---------- Items ----------

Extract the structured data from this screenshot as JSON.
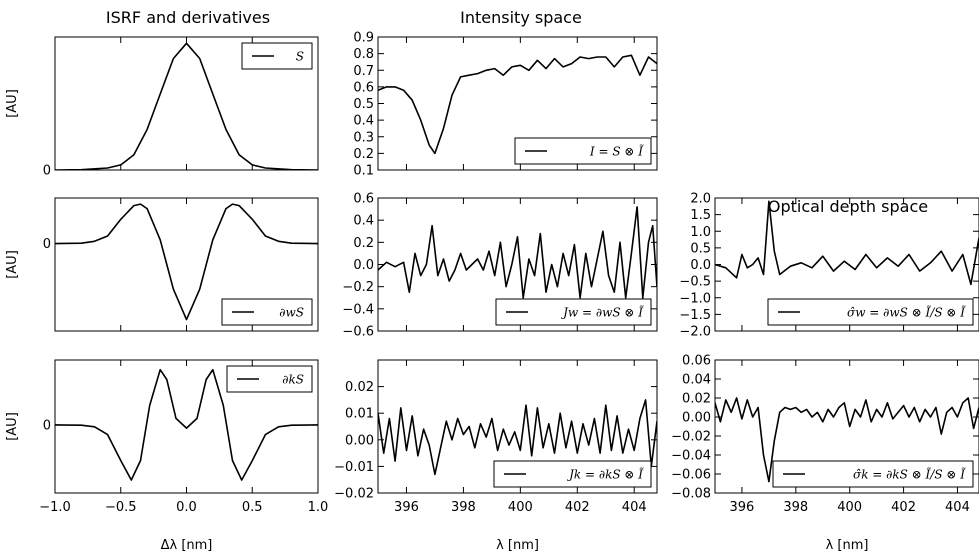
{
  "column_titles": [
    "ISRF and derivatives",
    "Intensity space",
    "Optical depth space"
  ],
  "chart_data": [
    {
      "id": "isrf-S",
      "type": "line",
      "ylabel": "[AU]",
      "xlabel": "",
      "xlim": [
        -1.0,
        1.0
      ],
      "ylim": [
        0,
        1.05
      ],
      "yticks": [
        0
      ],
      "ytick_labels": [
        "0"
      ],
      "xticks": [
        -1.0,
        -0.5,
        0.0,
        0.5,
        1.0
      ],
      "xtick_labels": [],
      "legend": {
        "label": "S",
        "loc": "upper right"
      },
      "series": [
        {
          "name": "S",
          "x": [
            -1.0,
            -0.8,
            -0.6,
            -0.5,
            -0.4,
            -0.3,
            -0.2,
            -0.1,
            0.0,
            0.1,
            0.2,
            0.3,
            0.4,
            0.5,
            0.6,
            0.8,
            1.0
          ],
          "y": [
            0,
            0.002,
            0.016,
            0.04,
            0.12,
            0.32,
            0.6,
            0.88,
            1.0,
            0.88,
            0.6,
            0.32,
            0.12,
            0.04,
            0.016,
            0.002,
            0
          ]
        }
      ]
    },
    {
      "id": "intensity-I",
      "type": "line",
      "xlabel": "",
      "ylabel": "",
      "xlim": [
        395,
        404.8
      ],
      "ylim": [
        0.1,
        0.9
      ],
      "yticks": [
        0.1,
        0.2,
        0.3,
        0.4,
        0.5,
        0.6,
        0.7,
        0.8,
        0.9
      ],
      "ytick_labels": [
        "0.1",
        "0.2",
        "0.3",
        "0.4",
        "0.5",
        "0.6",
        "0.7",
        "0.8",
        "0.9"
      ],
      "xticks": [
        396,
        398,
        400,
        402,
        404
      ],
      "xtick_labels": [],
      "legend": {
        "label": "I = S ⊗ Ĩ",
        "loc": "lower right"
      },
      "series": [
        {
          "name": "I = S ⊗ Ĩ",
          "x": [
            395,
            395.3,
            395.6,
            395.9,
            396.2,
            396.5,
            396.8,
            397.0,
            397.3,
            397.6,
            397.9,
            398.2,
            398.5,
            398.8,
            399.1,
            399.4,
            399.7,
            400.0,
            400.3,
            400.6,
            400.9,
            401.2,
            401.5,
            401.8,
            402.1,
            402.4,
            402.7,
            403.0,
            403.3,
            403.6,
            403.9,
            404.2,
            404.5,
            404.8
          ],
          "y": [
            0.58,
            0.6,
            0.6,
            0.58,
            0.52,
            0.4,
            0.25,
            0.2,
            0.35,
            0.55,
            0.66,
            0.67,
            0.68,
            0.7,
            0.71,
            0.67,
            0.72,
            0.73,
            0.7,
            0.76,
            0.71,
            0.77,
            0.72,
            0.74,
            0.78,
            0.77,
            0.78,
            0.78,
            0.72,
            0.78,
            0.79,
            0.67,
            0.78,
            0.74
          ]
        }
      ]
    },
    {
      "id": "isrf-dwS",
      "type": "line",
      "ylabel": "[AU]",
      "xlabel": "",
      "xlim": [
        -1.0,
        1.0
      ],
      "ylim": [
        -1.15,
        0.6
      ],
      "yticks": [
        0
      ],
      "ytick_labels": [
        "0"
      ],
      "xticks": [
        -1.0,
        -0.5,
        0.0,
        0.5,
        1.0
      ],
      "xtick_labels": [],
      "legend": {
        "label": "∂wS",
        "loc": "lower right"
      },
      "series": [
        {
          "name": "∂wS",
          "x": [
            -1.0,
            -0.8,
            -0.7,
            -0.6,
            -0.5,
            -0.4,
            -0.35,
            -0.3,
            -0.2,
            -0.1,
            0.0,
            0.1,
            0.2,
            0.3,
            0.35,
            0.4,
            0.5,
            0.6,
            0.7,
            0.8,
            1.0
          ],
          "y": [
            0,
            0.005,
            0.03,
            0.1,
            0.32,
            0.5,
            0.52,
            0.46,
            0.05,
            -0.6,
            -1.0,
            -0.6,
            0.05,
            0.46,
            0.52,
            0.5,
            0.32,
            0.1,
            0.03,
            0.005,
            0
          ]
        }
      ]
    },
    {
      "id": "intensity-Jw",
      "type": "line",
      "xlabel": "",
      "ylabel": "",
      "xlim": [
        395,
        404.8
      ],
      "ylim": [
        -0.6,
        0.6
      ],
      "yticks": [
        -0.6,
        -0.4,
        -0.2,
        0.0,
        0.2,
        0.4,
        0.6
      ],
      "ytick_labels": [
        "−0.6",
        "−0.4",
        "−0.2",
        "0.0",
        "0.2",
        "0.4",
        "0.6"
      ],
      "xticks": [
        396,
        398,
        400,
        402,
        404
      ],
      "xtick_labels": [],
      "legend": {
        "label": "Jw = ∂wS ⊗ Ĩ",
        "loc": "lower right"
      },
      "series": [
        {
          "name": "Jw = ∂wS ⊗ Ĩ",
          "x": [
            395,
            395.3,
            395.6,
            395.9,
            396.1,
            396.3,
            396.5,
            396.7,
            396.9,
            397.1,
            397.3,
            397.5,
            397.7,
            397.9,
            398.1,
            398.3,
            398.5,
            398.7,
            398.9,
            399.1,
            399.3,
            399.5,
            399.7,
            399.9,
            400.1,
            400.3,
            400.5,
            400.7,
            400.9,
            401.1,
            401.3,
            401.5,
            401.7,
            401.9,
            402.1,
            402.3,
            402.5,
            402.7,
            402.9,
            403.1,
            403.3,
            403.5,
            403.7,
            403.9,
            404.1,
            404.3,
            404.5,
            404.65,
            404.8
          ],
          "y": [
            -0.05,
            0.02,
            -0.02,
            0.02,
            -0.25,
            0.1,
            -0.1,
            0.0,
            0.35,
            -0.1,
            0.05,
            -0.15,
            -0.05,
            0.1,
            -0.05,
            0.0,
            0.05,
            -0.05,
            0.12,
            -0.1,
            0.2,
            -0.2,
            0.0,
            0.25,
            -0.3,
            0.05,
            -0.1,
            0.28,
            -0.25,
            0.0,
            -0.2,
            0.1,
            -0.1,
            0.18,
            -0.3,
            0.1,
            -0.2,
            0.05,
            0.3,
            -0.1,
            -0.25,
            0.2,
            -0.3,
            0.1,
            0.52,
            -0.3,
            0.2,
            0.35,
            -0.2
          ]
        }
      ]
    },
    {
      "id": "optical-sw",
      "type": "line",
      "xlabel": "",
      "ylabel": "",
      "xlim": [
        395,
        404.8
      ],
      "ylim": [
        -2.0,
        2.0
      ],
      "yticks": [
        -2.0,
        -1.5,
        -1.0,
        -0.5,
        0.0,
        0.5,
        1.0,
        1.5,
        2.0
      ],
      "ytick_labels": [
        "−2.0",
        "−1.5",
        "−1.0",
        "−0.5",
        "0.0",
        "0.5",
        "1.0",
        "1.5",
        "2.0"
      ],
      "xticks": [
        396,
        398,
        400,
        402,
        404
      ],
      "xtick_labels": [],
      "legend": {
        "label": "σ̂w = ∂wS ⊗ Ĩ/S ⊗ Ĩ",
        "loc": "lower right"
      },
      "series": [
        {
          "name": "σ̂w = ∂wS ⊗ Ĩ/S ⊗ Ĩ",
          "x": [
            395,
            395.4,
            395.8,
            396.0,
            396.2,
            396.4,
            396.6,
            396.8,
            397.0,
            397.2,
            397.4,
            397.8,
            398.2,
            398.6,
            399.0,
            399.4,
            399.8,
            400.2,
            400.6,
            401.0,
            401.4,
            401.8,
            402.2,
            402.6,
            403.0,
            403.4,
            403.8,
            404.2,
            404.5,
            404.8
          ],
          "y": [
            0.0,
            -0.1,
            -0.4,
            0.3,
            -0.1,
            0.0,
            0.2,
            -0.3,
            1.9,
            0.4,
            -0.3,
            -0.05,
            0.05,
            -0.1,
            0.25,
            -0.2,
            0.1,
            -0.15,
            0.3,
            -0.1,
            0.2,
            -0.05,
            0.3,
            -0.2,
            0.05,
            0.4,
            -0.2,
            0.3,
            -0.6,
            0.8
          ]
        }
      ]
    },
    {
      "id": "isrf-dkS",
      "type": "line",
      "ylabel": "[AU]",
      "xlabel": "Δλ [nm]",
      "xlim": [
        -1.0,
        1.0
      ],
      "ylim": [
        -1.05,
        1.0
      ],
      "yticks": [
        0
      ],
      "ytick_labels": [
        "0"
      ],
      "xticks": [
        -1.0,
        -0.5,
        0.0,
        0.5,
        1.0
      ],
      "xtick_labels": [
        "−1.0",
        "−0.5",
        "0.0",
        "0.5",
        "1.0"
      ],
      "legend": {
        "label": "∂kS",
        "loc": "upper right"
      },
      "series": [
        {
          "name": "∂kS",
          "x": [
            -1.0,
            -0.8,
            -0.7,
            -0.6,
            -0.5,
            -0.42,
            -0.35,
            -0.28,
            -0.2,
            -0.15,
            -0.08,
            0.0,
            0.08,
            0.15,
            0.2,
            0.28,
            0.35,
            0.42,
            0.5,
            0.6,
            0.7,
            0.8,
            1.0
          ],
          "y": [
            0,
            -0.005,
            -0.03,
            -0.15,
            -0.55,
            -0.85,
            -0.55,
            0.3,
            0.85,
            0.7,
            0.1,
            -0.05,
            0.1,
            0.7,
            0.85,
            0.3,
            -0.55,
            -0.85,
            -0.55,
            -0.15,
            -0.03,
            -0.005,
            0
          ]
        }
      ]
    },
    {
      "id": "intensity-Jk",
      "type": "line",
      "ylabel": "",
      "xlabel": "λ [nm]",
      "xlim": [
        395,
        404.8
      ],
      "ylim": [
        -0.02,
        0.03
      ],
      "yticks": [
        -0.02,
        -0.01,
        0.0,
        0.01,
        0.02
      ],
      "ytick_labels": [
        "−0.02",
        "−0.01",
        "0.00",
        "0.01",
        "0.02"
      ],
      "xticks": [
        396,
        398,
        400,
        402,
        404
      ],
      "xtick_labels": [
        "396",
        "398",
        "400",
        "402",
        "404"
      ],
      "legend": {
        "label": "Jk = ∂kS ⊗ Ĩ",
        "loc": "lower right"
      },
      "series": [
        {
          "name": "Jk = ∂kS ⊗ Ĩ",
          "x": [
            395,
            395.2,
            395.4,
            395.6,
            395.8,
            396.0,
            396.2,
            396.4,
            396.6,
            396.8,
            397.0,
            397.2,
            397.4,
            397.6,
            397.8,
            398.0,
            398.2,
            398.4,
            398.6,
            398.8,
            399.0,
            399.2,
            399.4,
            399.6,
            399.8,
            400.0,
            400.2,
            400.4,
            400.6,
            400.8,
            401.0,
            401.2,
            401.4,
            401.6,
            401.8,
            402.0,
            402.2,
            402.4,
            402.6,
            402.8,
            403.0,
            403.2,
            403.4,
            403.6,
            403.8,
            404.0,
            404.2,
            404.4,
            404.6,
            404.8
          ],
          "y": [
            0.01,
            -0.005,
            0.008,
            -0.008,
            0.012,
            -0.004,
            0.009,
            -0.006,
            0.004,
            -0.002,
            -0.013,
            -0.003,
            0.007,
            0.0,
            0.008,
            0.002,
            0.005,
            -0.003,
            0.006,
            0.001,
            0.008,
            -0.004,
            0.004,
            -0.002,
            0.003,
            -0.004,
            0.013,
            -0.006,
            0.012,
            -0.003,
            0.006,
            -0.005,
            0.01,
            -0.003,
            0.007,
            -0.005,
            0.006,
            -0.002,
            0.008,
            -0.005,
            0.013,
            -0.004,
            0.009,
            -0.005,
            0.004,
            -0.004,
            0.008,
            0.015,
            -0.01,
            0.007
          ]
        }
      ]
    },
    {
      "id": "optical-sk",
      "type": "line",
      "ylabel": "",
      "xlabel": "λ [nm]",
      "xlim": [
        395,
        404.8
      ],
      "ylim": [
        -0.08,
        0.06
      ],
      "yticks": [
        -0.08,
        -0.06,
        -0.04,
        -0.02,
        0.0,
        0.02,
        0.04,
        0.06
      ],
      "ytick_labels": [
        "−0.08",
        "−0.06",
        "−0.04",
        "−0.02",
        "0.00",
        "0.02",
        "0.04",
        "0.06"
      ],
      "xticks": [
        396,
        398,
        400,
        402,
        404
      ],
      "xtick_labels": [
        "396",
        "398",
        "400",
        "402",
        "404"
      ],
      "legend": {
        "label": "σ̂k = ∂kS ⊗ Ĩ/S ⊗ Ĩ",
        "loc": "lower right"
      },
      "series": [
        {
          "name": "σ̂k = ∂kS ⊗ Ĩ/S ⊗ Ĩ",
          "x": [
            395,
            395.2,
            395.4,
            395.6,
            395.8,
            396.0,
            396.2,
            396.4,
            396.6,
            396.8,
            397.0,
            397.2,
            397.4,
            397.6,
            397.8,
            398.0,
            398.2,
            398.4,
            398.6,
            398.8,
            399.0,
            399.2,
            399.4,
            399.6,
            399.8,
            400.0,
            400.2,
            400.4,
            400.6,
            400.8,
            401.0,
            401.2,
            401.4,
            401.6,
            401.8,
            402.0,
            402.2,
            402.4,
            402.6,
            402.8,
            403.0,
            403.2,
            403.4,
            403.6,
            403.8,
            404.0,
            404.2,
            404.4,
            404.6,
            404.8
          ],
          "y": [
            0.015,
            -0.005,
            0.018,
            0.005,
            0.02,
            -0.002,
            0.018,
            0.0,
            0.01,
            -0.04,
            -0.068,
            -0.025,
            0.005,
            0.01,
            0.008,
            0.01,
            0.005,
            0.008,
            0.0,
            0.005,
            -0.005,
            0.008,
            0.0,
            0.01,
            0.015,
            -0.01,
            0.008,
            0.0,
            0.018,
            -0.005,
            0.008,
            0.0,
            0.015,
            -0.002,
            0.005,
            0.012,
            0.0,
            0.01,
            -0.005,
            0.008,
            0.0,
            0.01,
            -0.018,
            0.005,
            0.01,
            0.0,
            0.015,
            0.02,
            -0.012,
            0.01
          ]
        }
      ]
    }
  ]
}
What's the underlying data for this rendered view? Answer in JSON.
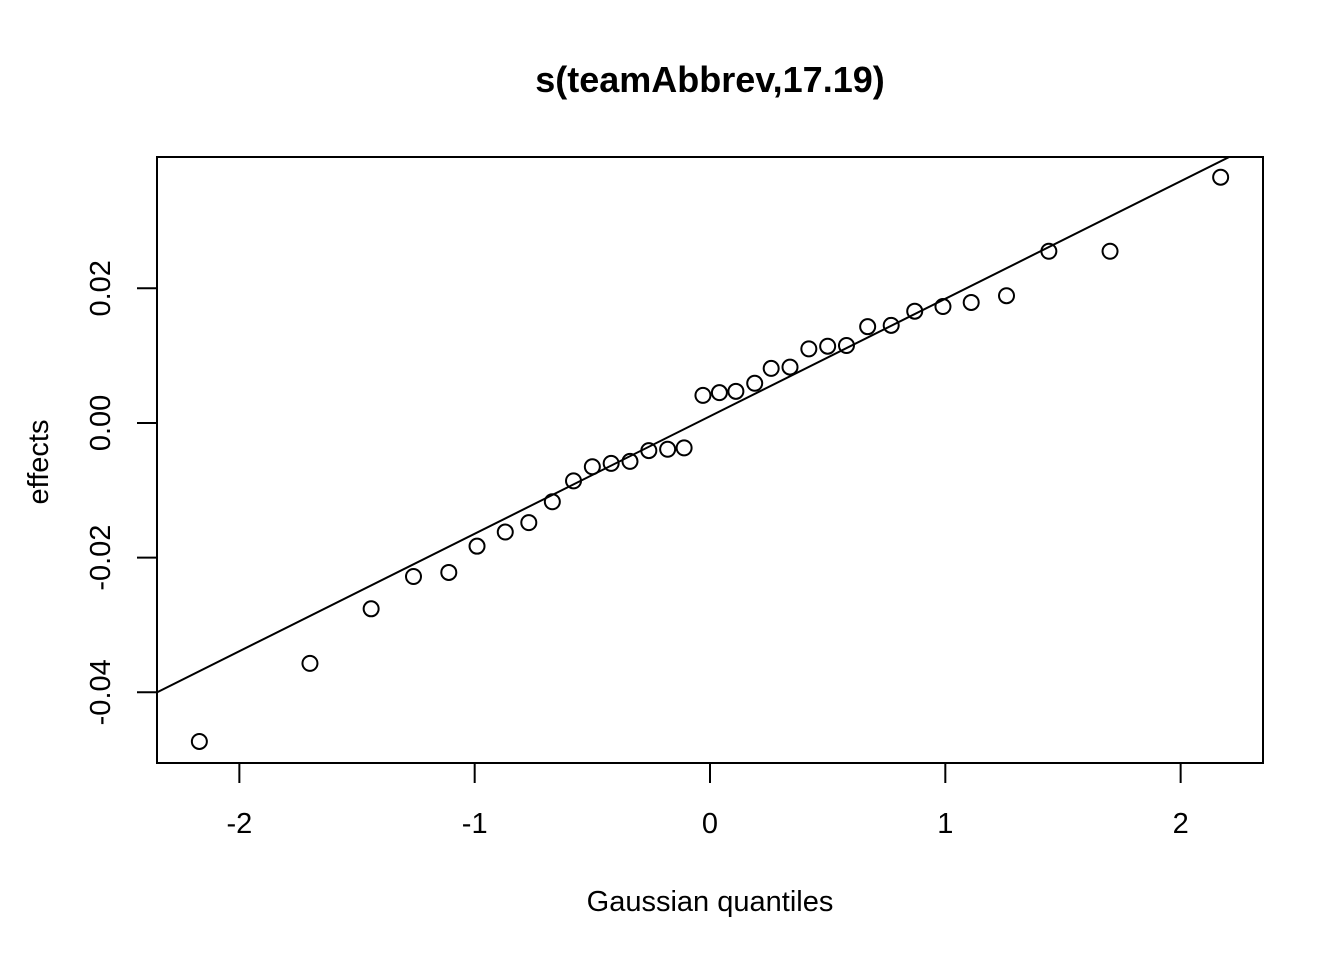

----------

* **What to work on**:
Report the number of lines above that contain the word "name", and only that number.

* **Result of the task**:
8